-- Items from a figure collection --

════════════════════

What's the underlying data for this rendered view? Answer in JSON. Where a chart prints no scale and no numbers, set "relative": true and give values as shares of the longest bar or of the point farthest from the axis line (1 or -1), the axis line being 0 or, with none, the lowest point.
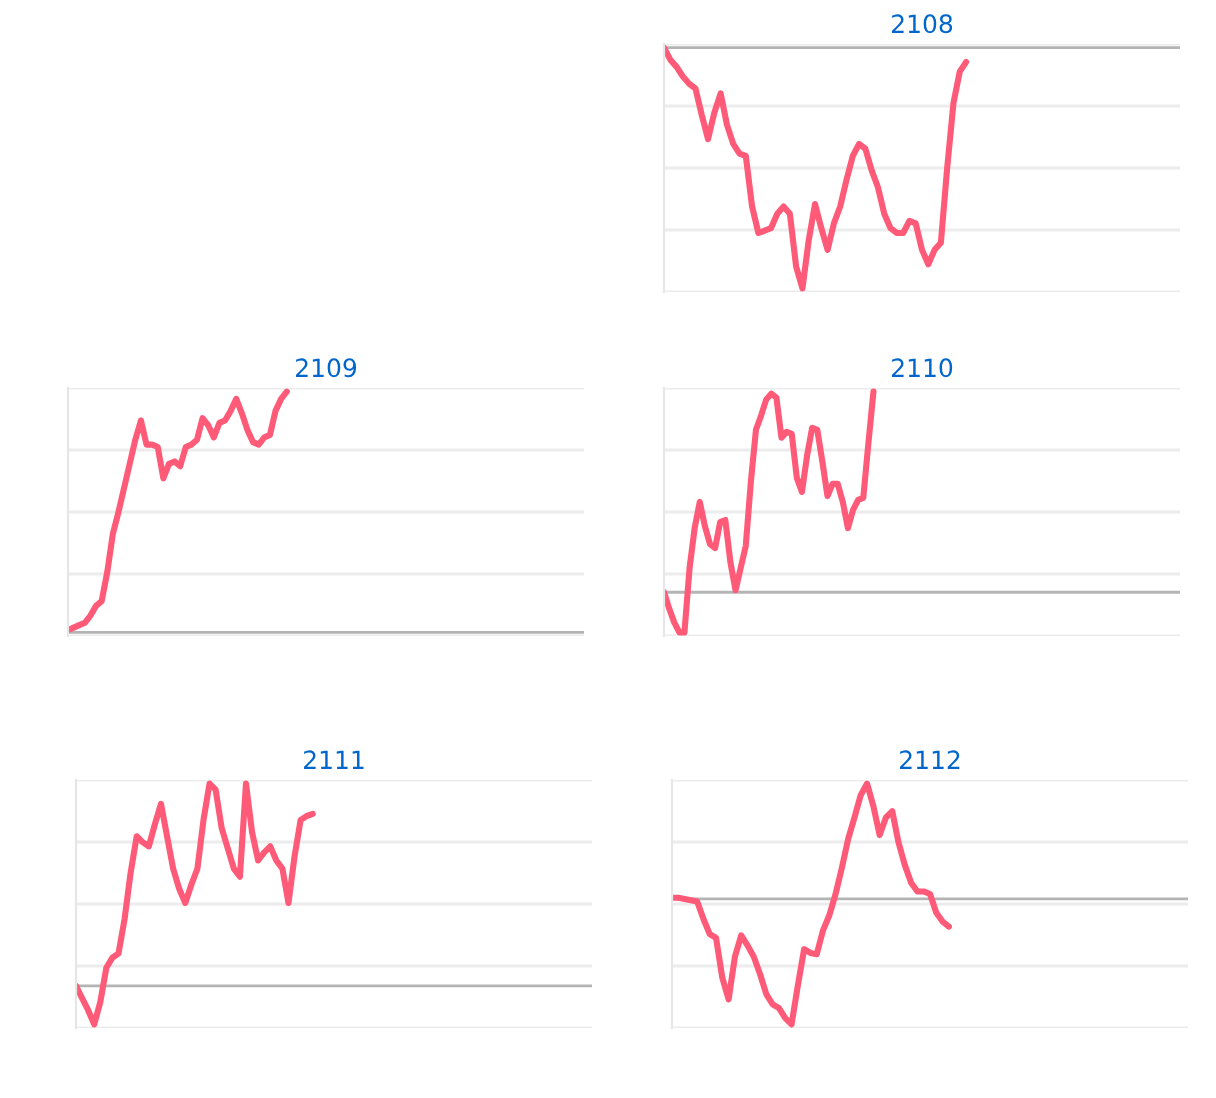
{
  "chart_data": [
    {
      "type": "line",
      "title": "2108",
      "relative": true,
      "grid": "y",
      "tick_labels": false,
      "line_style": "solid",
      "marker": "none",
      "categories": [
        null,
        null,
        null,
        null,
        null,
        null,
        null,
        null,
        null,
        null,
        null,
        null,
        null,
        null,
        null,
        null,
        null,
        null,
        null,
        null,
        null,
        null,
        null,
        null,
        null,
        null,
        null,
        null,
        null,
        null,
        null,
        null,
        null,
        null,
        null,
        null,
        null,
        null,
        null,
        null,
        null,
        null,
        null,
        null,
        null,
        null,
        null,
        null,
        null,
        null,
        null,
        null,
        null,
        null,
        null,
        null,
        null,
        null,
        null,
        null,
        null,
        null,
        null,
        null,
        null,
        null,
        null,
        null,
        null,
        null,
        null,
        null,
        null,
        null,
        null,
        null,
        null,
        null,
        null,
        null,
        null,
        null,
        null
      ],
      "series": [
        {
          "color": "#ff5a78",
          "values": [
            0,
            -0.05,
            -0.08,
            -0.12,
            -0.15,
            -0.17,
            -0.28,
            -0.38,
            -0.27,
            -0.19,
            -0.32,
            -0.4,
            -0.44,
            -0.45,
            -0.66,
            -0.77,
            -0.76,
            -0.75,
            -0.69,
            -0.66,
            -0.69,
            -0.91,
            -1,
            -0.8,
            -0.65,
            -0.75,
            -0.84,
            -0.73,
            -0.66,
            -0.55,
            -0.45,
            -0.4,
            -0.42,
            -0.51,
            -0.58,
            -0.69,
            -0.75,
            -0.77,
            -0.77,
            -0.72,
            -0.73,
            -0.84,
            -0.9,
            -0.84,
            -0.81,
            -0.5,
            -0.23,
            -0.1,
            -0.06,
            null,
            null,
            null,
            null,
            null,
            null,
            null,
            null,
            null,
            null,
            null,
            null,
            null,
            null,
            null,
            null,
            null,
            null,
            null,
            null,
            null,
            null,
            null,
            null,
            null,
            null,
            null,
            null,
            null,
            null,
            null,
            null,
            null,
            null
          ]
        }
      ]
    },
    {
      "type": "line",
      "title": "2109",
      "relative": true,
      "grid": "y",
      "tick_labels": false,
      "line_style": "solid",
      "marker": "none",
      "categories": [
        null,
        null,
        null,
        null,
        null,
        null,
        null,
        null,
        null,
        null,
        null,
        null,
        null,
        null,
        null,
        null,
        null,
        null,
        null,
        null,
        null,
        null,
        null,
        null,
        null,
        null,
        null,
        null,
        null,
        null,
        null,
        null,
        null,
        null,
        null,
        null,
        null,
        null,
        null,
        null,
        null,
        null,
        null,
        null,
        null,
        null,
        null,
        null,
        null,
        null,
        null,
        null,
        null,
        null,
        null,
        null,
        null,
        null,
        null,
        null,
        null,
        null,
        null,
        null,
        null,
        null,
        null,
        null,
        null,
        null,
        null,
        null,
        null,
        null,
        null,
        null,
        null,
        null,
        null,
        null,
        null,
        null,
        null,
        null,
        null,
        null,
        null,
        null,
        null,
        null,
        null,
        null,
        null
      ],
      "series": [
        {
          "color": "#ff5a78",
          "values": [
            0.01,
            0.02,
            0.03,
            0.04,
            0.07,
            0.11,
            0.13,
            0.25,
            0.41,
            0.5,
            0.6,
            0.7,
            0.8,
            0.88,
            0.78,
            0.78,
            0.77,
            0.64,
            0.7,
            0.71,
            0.69,
            0.77,
            0.78,
            0.8,
            0.89,
            0.86,
            0.81,
            0.87,
            0.88,
            0.92,
            0.97,
            0.91,
            0.84,
            0.79,
            0.78,
            0.81,
            0.82,
            0.92,
            0.97,
            1,
            null,
            null,
            null,
            null,
            null,
            null,
            null,
            null,
            null,
            null,
            null,
            null,
            null,
            null,
            null,
            null,
            null,
            null,
            null,
            null,
            null,
            null,
            null,
            null,
            null,
            null,
            null,
            null,
            null,
            null,
            null,
            null,
            null,
            null,
            null,
            null,
            null,
            null,
            null,
            null,
            null,
            null,
            null,
            null,
            null,
            null,
            null,
            null,
            null,
            null,
            null,
            null,
            null
          ]
        }
      ]
    },
    {
      "type": "line",
      "title": "2110",
      "relative": true,
      "grid": "y",
      "tick_labels": false,
      "line_style": "solid",
      "marker": "none",
      "categories": [
        null,
        null,
        null,
        null,
        null,
        null,
        null,
        null,
        null,
        null,
        null,
        null,
        null,
        null,
        null,
        null,
        null,
        null,
        null,
        null,
        null,
        null,
        null,
        null,
        null,
        null,
        null,
        null,
        null,
        null,
        null,
        null,
        null,
        null,
        null,
        null,
        null,
        null,
        null,
        null,
        null,
        null,
        null,
        null,
        null,
        null,
        null,
        null,
        null,
        null,
        null,
        null,
        null,
        null,
        null,
        null,
        null,
        null,
        null,
        null,
        null,
        null,
        null,
        null,
        null,
        null,
        null,
        null,
        null,
        null,
        null,
        null,
        null,
        null,
        null,
        null,
        null,
        null,
        null,
        null,
        null,
        null,
        null,
        null,
        null,
        null,
        null,
        null,
        null,
        null,
        null,
        null,
        null,
        null,
        null,
        null,
        null,
        null,
        null,
        null,
        null,
        null
      ],
      "series": [
        {
          "color": "#ff5a78",
          "values": [
            0,
            -0.08,
            -0.15,
            -0.2,
            -0.2,
            0.12,
            0.32,
            0.45,
            0.33,
            0.24,
            0.22,
            0.35,
            0.36,
            0.15,
            0.01,
            0.12,
            0.23,
            0.55,
            0.81,
            0.88,
            0.96,
            0.99,
            0.97,
            0.77,
            0.8,
            0.79,
            0.57,
            0.5,
            0.68,
            0.82,
            0.81,
            0.65,
            0.48,
            0.54,
            0.54,
            0.45,
            0.32,
            0.41,
            0.46,
            0.47,
            0.74,
            1,
            null,
            null,
            null,
            null,
            null,
            null,
            null,
            null,
            null,
            null,
            null,
            null,
            null,
            null,
            null,
            null,
            null,
            null,
            null,
            null,
            null,
            null,
            null,
            null,
            null,
            null,
            null,
            null,
            null,
            null,
            null,
            null,
            null,
            null,
            null,
            null,
            null,
            null,
            null,
            null,
            null,
            null,
            null,
            null,
            null,
            null,
            null,
            null,
            null,
            null,
            null,
            null,
            null,
            null,
            null,
            null,
            null,
            null,
            null,
            null
          ]
        }
      ]
    },
    {
      "type": "line",
      "title": "2111",
      "relative": true,
      "grid": "y",
      "tick_labels": false,
      "line_style": "solid",
      "marker": "none",
      "categories": [
        null,
        null,
        null,
        null,
        null,
        null,
        null,
        null,
        null,
        null,
        null,
        null,
        null,
        null,
        null,
        null,
        null,
        null,
        null,
        null,
        null,
        null,
        null,
        null,
        null,
        null,
        null,
        null,
        null,
        null,
        null,
        null,
        null,
        null,
        null,
        null,
        null,
        null,
        null,
        null,
        null,
        null,
        null,
        null,
        null,
        null,
        null,
        null,
        null,
        null,
        null,
        null,
        null,
        null,
        null,
        null,
        null,
        null,
        null,
        null,
        null,
        null,
        null,
        null,
        null,
        null,
        null,
        null,
        null,
        null,
        null,
        null,
        null,
        null,
        null,
        null,
        null,
        null,
        null,
        null,
        null,
        null,
        null,
        null,
        null,
        null
      ],
      "series": [
        {
          "color": "#ff5a78",
          "values": [
            0,
            -0.06,
            -0.12,
            -0.19,
            -0.08,
            0.09,
            0.14,
            0.16,
            0.33,
            0.56,
            0.74,
            0.71,
            0.69,
            0.8,
            0.9,
            0.74,
            0.58,
            0.48,
            0.41,
            0.5,
            0.58,
            0.82,
            1,
            0.97,
            0.78,
            0.68,
            0.58,
            0.54,
            1,
            0.76,
            0.62,
            0.66,
            0.69,
            0.62,
            0.58,
            0.41,
            0.64,
            0.82,
            0.84,
            0.85,
            null,
            null,
            null,
            null,
            null,
            null,
            null,
            null,
            null,
            null,
            null,
            null,
            null,
            null,
            null,
            null,
            null,
            null,
            null,
            null,
            null,
            null,
            null,
            null,
            null,
            null,
            null,
            null,
            null,
            null,
            null,
            null,
            null,
            null,
            null,
            null,
            null,
            null,
            null,
            null,
            null,
            null,
            null,
            null,
            null,
            null
          ]
        }
      ]
    },
    {
      "type": "line",
      "title": "2112",
      "relative": true,
      "grid": "y",
      "tick_labels": false,
      "line_style": "solid",
      "marker": "none",
      "categories": [
        null,
        null,
        null,
        null,
        null,
        null,
        null,
        null,
        null,
        null,
        null,
        null,
        null,
        null,
        null,
        null,
        null,
        null,
        null,
        null,
        null,
        null,
        null,
        null,
        null,
        null,
        null,
        null,
        null,
        null,
        null,
        null,
        null,
        null,
        null,
        null,
        null,
        null,
        null,
        null,
        null,
        null,
        null,
        null,
        null,
        null,
        null,
        null,
        null,
        null,
        null,
        null,
        null,
        null,
        null,
        null,
        null,
        null,
        null,
        null,
        null,
        null,
        null,
        null,
        null,
        null,
        null,
        null,
        null,
        null,
        null,
        null,
        null,
        null,
        null,
        null,
        null,
        null,
        null,
        null,
        null,
        null,
        null
      ],
      "series": [
        {
          "color": "#ff5a78",
          "values": [
            0.01,
            0.01,
            0,
            -0.01,
            -0.02,
            -0.16,
            -0.28,
            -0.31,
            -0.63,
            -0.8,
            -0.46,
            -0.29,
            -0.37,
            -0.46,
            -0.6,
            -0.76,
            -0.84,
            -0.87,
            -0.95,
            -1,
            -0.69,
            -0.4,
            -0.43,
            -0.44,
            -0.25,
            -0.13,
            0.04,
            0.25,
            0.48,
            0.65,
            0.83,
            0.92,
            0.74,
            0.51,
            0.65,
            0.7,
            0.45,
            0.27,
            0.13,
            0.06,
            0.06,
            0.04,
            -0.11,
            -0.18,
            -0.22,
            null,
            null,
            null,
            null,
            null,
            null,
            null,
            null,
            null,
            null,
            null,
            null,
            null,
            null,
            null,
            null,
            null,
            null,
            null,
            null,
            null,
            null,
            null,
            null,
            null,
            null,
            null,
            null,
            null,
            null,
            null,
            null,
            null,
            null,
            null,
            null,
            null,
            null
          ]
        }
      ]
    }
  ]
}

════════════════════

-- Instructions for the task --
Pick out every line above that contains the word "title" and copy it.

-- Result of the exercise --
      "title": "2108",
      "title": "2109",
      "title": "2110",
      "title": "2111",
      "title": "2112",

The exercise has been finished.